Saved entries:
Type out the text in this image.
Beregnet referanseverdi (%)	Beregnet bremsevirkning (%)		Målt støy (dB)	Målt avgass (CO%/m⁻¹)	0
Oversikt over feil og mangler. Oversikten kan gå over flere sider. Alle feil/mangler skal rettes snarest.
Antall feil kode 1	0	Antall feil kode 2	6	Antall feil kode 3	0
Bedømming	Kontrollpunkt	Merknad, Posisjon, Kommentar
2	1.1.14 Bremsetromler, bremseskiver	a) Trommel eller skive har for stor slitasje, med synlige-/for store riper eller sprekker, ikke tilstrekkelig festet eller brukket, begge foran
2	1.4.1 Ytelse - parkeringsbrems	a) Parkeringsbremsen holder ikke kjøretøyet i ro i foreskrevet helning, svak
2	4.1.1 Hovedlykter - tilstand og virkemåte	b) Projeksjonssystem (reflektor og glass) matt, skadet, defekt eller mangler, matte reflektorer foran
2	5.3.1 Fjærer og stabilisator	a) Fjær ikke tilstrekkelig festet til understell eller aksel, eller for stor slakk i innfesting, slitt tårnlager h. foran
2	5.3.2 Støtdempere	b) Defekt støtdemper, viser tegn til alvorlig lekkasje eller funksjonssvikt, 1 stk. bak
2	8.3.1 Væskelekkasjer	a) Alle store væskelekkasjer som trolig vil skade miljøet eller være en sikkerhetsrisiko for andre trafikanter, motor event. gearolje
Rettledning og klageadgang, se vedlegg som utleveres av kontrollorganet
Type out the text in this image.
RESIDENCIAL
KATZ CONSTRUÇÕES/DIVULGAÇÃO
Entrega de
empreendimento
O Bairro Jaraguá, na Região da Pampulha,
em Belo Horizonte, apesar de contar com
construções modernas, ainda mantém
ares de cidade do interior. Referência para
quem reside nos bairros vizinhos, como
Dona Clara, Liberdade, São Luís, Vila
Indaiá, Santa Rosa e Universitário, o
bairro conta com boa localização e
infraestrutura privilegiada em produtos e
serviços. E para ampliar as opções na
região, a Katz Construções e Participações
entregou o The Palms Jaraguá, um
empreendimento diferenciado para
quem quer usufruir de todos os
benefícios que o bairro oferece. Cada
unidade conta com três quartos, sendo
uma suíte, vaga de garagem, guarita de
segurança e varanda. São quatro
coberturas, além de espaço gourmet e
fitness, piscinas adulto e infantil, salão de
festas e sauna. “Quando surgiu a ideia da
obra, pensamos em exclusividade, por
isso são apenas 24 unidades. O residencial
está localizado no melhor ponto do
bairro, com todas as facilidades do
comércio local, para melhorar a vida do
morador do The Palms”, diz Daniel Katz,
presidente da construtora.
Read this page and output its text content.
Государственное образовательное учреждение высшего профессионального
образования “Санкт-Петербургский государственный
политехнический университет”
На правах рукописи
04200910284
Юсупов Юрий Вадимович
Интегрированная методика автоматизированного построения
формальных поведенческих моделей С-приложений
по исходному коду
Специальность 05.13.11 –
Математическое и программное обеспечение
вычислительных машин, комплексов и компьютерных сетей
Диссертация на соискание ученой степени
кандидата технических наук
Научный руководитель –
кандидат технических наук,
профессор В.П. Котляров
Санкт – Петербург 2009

Required work: Copy every line in the listing above where the string "empreendimento" turns up.

Solution to this task:
empreendimento
empreendimento diferenciado para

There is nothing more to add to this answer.